# TASK TO COMPLETE
Write out the entries again exactly as they are given.

# EXCERPTED DATA
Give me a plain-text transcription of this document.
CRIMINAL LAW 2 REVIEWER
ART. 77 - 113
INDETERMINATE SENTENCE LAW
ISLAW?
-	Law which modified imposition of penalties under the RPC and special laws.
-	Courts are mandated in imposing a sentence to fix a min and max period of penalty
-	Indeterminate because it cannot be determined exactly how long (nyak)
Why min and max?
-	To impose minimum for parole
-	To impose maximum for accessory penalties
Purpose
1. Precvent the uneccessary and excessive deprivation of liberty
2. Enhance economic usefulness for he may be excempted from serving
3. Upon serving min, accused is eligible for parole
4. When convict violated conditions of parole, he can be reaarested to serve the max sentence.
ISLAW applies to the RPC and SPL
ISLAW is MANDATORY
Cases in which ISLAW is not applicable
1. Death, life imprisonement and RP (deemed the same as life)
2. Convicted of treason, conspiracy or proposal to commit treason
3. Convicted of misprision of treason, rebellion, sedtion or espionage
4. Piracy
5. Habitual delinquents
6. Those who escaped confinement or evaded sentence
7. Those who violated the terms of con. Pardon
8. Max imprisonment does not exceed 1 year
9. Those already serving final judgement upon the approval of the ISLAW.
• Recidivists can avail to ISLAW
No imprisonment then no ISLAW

# CORRECT RESULT
Give me a plain-text transcription of this document.
CRIMINAL LAW 2 REVIEWER
ART. 77 - 113
INDETERMINATE SENTENCE LAW
ISLAW?
-	Law which modified imposition of penalties under the RPC and special laws.
-	Courts are mandated in imposing a sentence to fix a min and max period of penalty
-	Indeterminate because it cannot be determined exactly how long (nyak)
Why min and max?
-	To impose minimum for parole
-	To impose maximum for accessory penalties
Purpose
1. Precvent the uneccessary and excessive deprivation of liberty
2. Enhance economic usefulness for he may be excempted from serving
3. Upon serving min, accused is eligible for parole
4. When convict violated conditions of parole, he can be reaarested to serve the max sentence.
ISLAW applies to the RPC and SPL
ISLAW is MANDATORY
Cases in which ISLAW is not applicable
1. Death, life imprisonement and RP (deemed the same as life)
2. Convicted of treason, conspiracy or proposal to commit treason
3. Convicted of misprision of treason, rebellion, sedtion or espionage
4. Piracy
5. Habitual delinquents
6. Those who escaped confinement or evaded sentence
7. Those who violated the terms of con. Pardon
8. Max imprisonment does not exceed 1 year
9. Those already serving final judgement upon the approval of the ISLAW.
• Recidivists can avail to ISLAW
No imprisonment then no ISLAW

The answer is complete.